[BEGIN]

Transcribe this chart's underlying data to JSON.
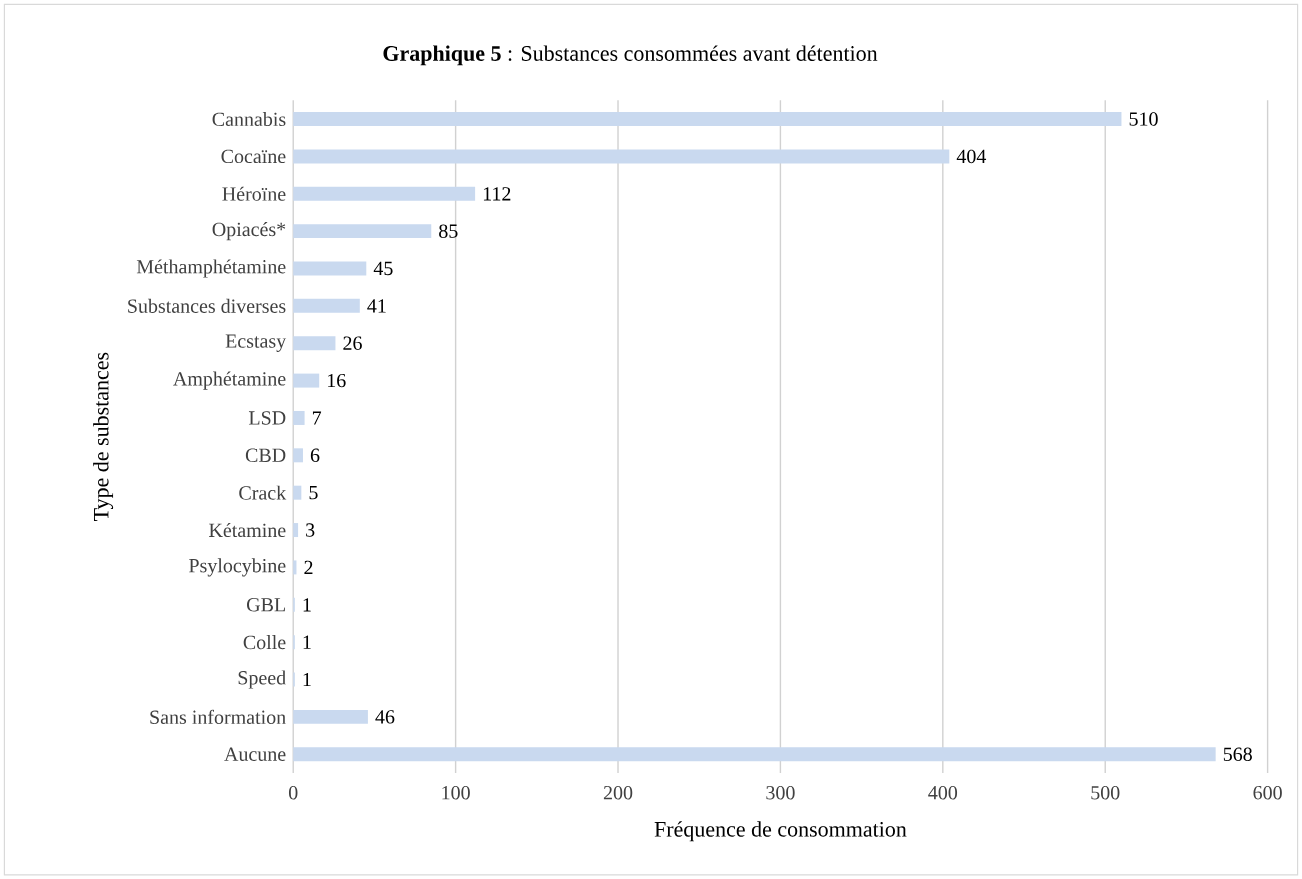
{
  "chart_data": {
    "type": "bar",
    "orientation": "horizontal",
    "title": "**Graphique 5** : Substances consommées avant détention",
    "xlabel": "Fréquence de consommation",
    "ylabel": "Type de substances",
    "categories": [
      "Cannabis",
      "Cocaïne",
      "Héroïne",
      "Opiacés*",
      "Méthamphétamine",
      "Substances diverses",
      "Ecstasy",
      "Amphétamine",
      "LSD",
      "CBD",
      "Crack",
      "Kétamine",
      "Psylocybine",
      "GBL",
      "Colle",
      "Speed",
      "Sans information",
      "Aucune"
    ],
    "values": [
      510,
      404,
      112,
      85,
      45,
      41,
      26,
      16,
      7,
      6,
      5,
      3,
      2,
      1,
      1,
      1,
      46,
      568
    ],
    "color": "#c9d9ef",
    "xlim": [
      0,
      600
    ],
    "xticks": [
      0,
      100,
      200,
      300,
      400,
      500,
      600
    ],
    "grid": "x",
    "data_labels": true
  }
}
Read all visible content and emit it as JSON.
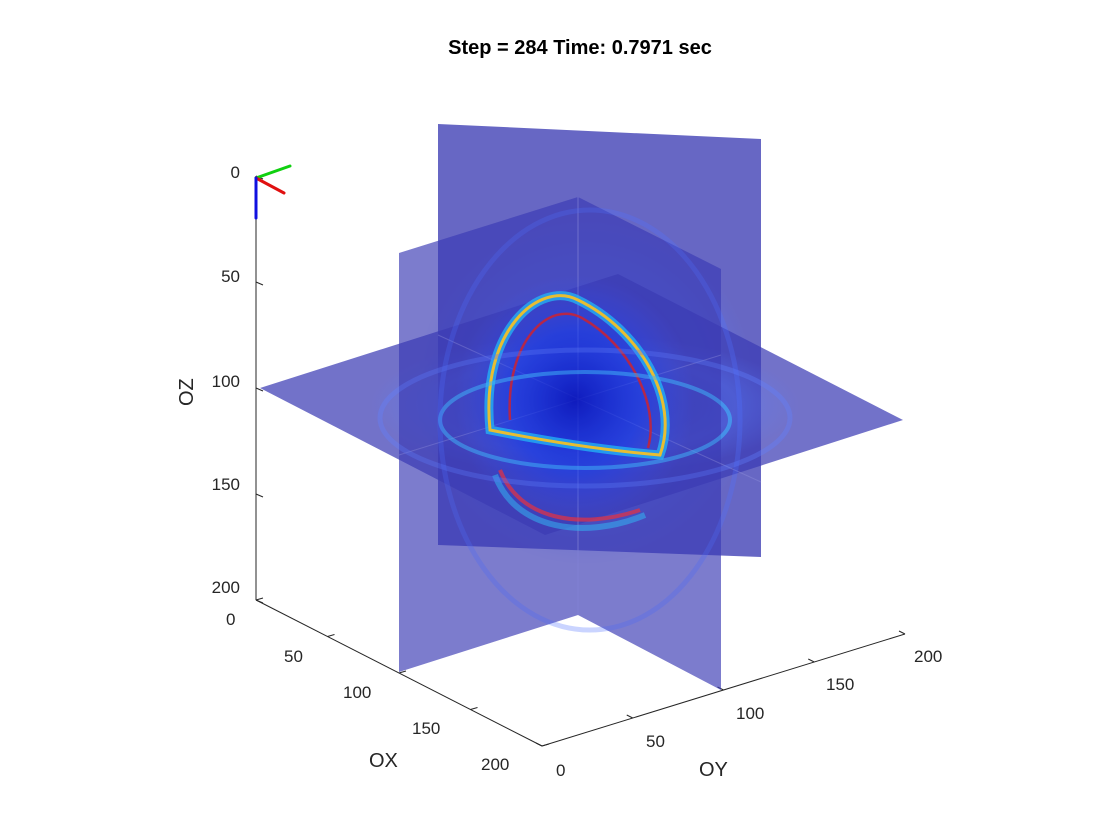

[END]

SHORT TASK:
Write the listing above out again exactly, dropping each image.

EXERCISE RESPONSE:
Transcribe this chart's underlying data to JSON.
{
  "chart_data": {
    "type": "bar",
    "orientation": "horizontal",
    "title": "**Graphique 5** : Substances consommées avant détention",
    "xlabel": "Fréquence de consommation",
    "ylabel": "Type de substances",
    "categories": [
      "Cannabis",
      "Cocaïne",
      "Héroïne",
      "Opiacés*",
      "Méthamphétamine",
      "Substances diverses",
      "Ecstasy",
      "Amphétamine",
      "LSD",
      "CBD",
      "Crack",
      "Kétamine",
      "Psylocybine",
      "GBL",
      "Colle",
      "Speed",
      "Sans information",
      "Aucune"
    ],
    "values": [
      510,
      404,
      112,
      85,
      45,
      41,
      26,
      16,
      7,
      6,
      5,
      3,
      2,
      1,
      1,
      1,
      46,
      568
    ],
    "color": "#c9d9ef",
    "xlim": [
      0,
      600
    ],
    "xticks": [
      0,
      100,
      200,
      300,
      400,
      500,
      600
    ],
    "grid": "x",
    "data_labels": true
  }
}
Read all visible content and emit it as JSON.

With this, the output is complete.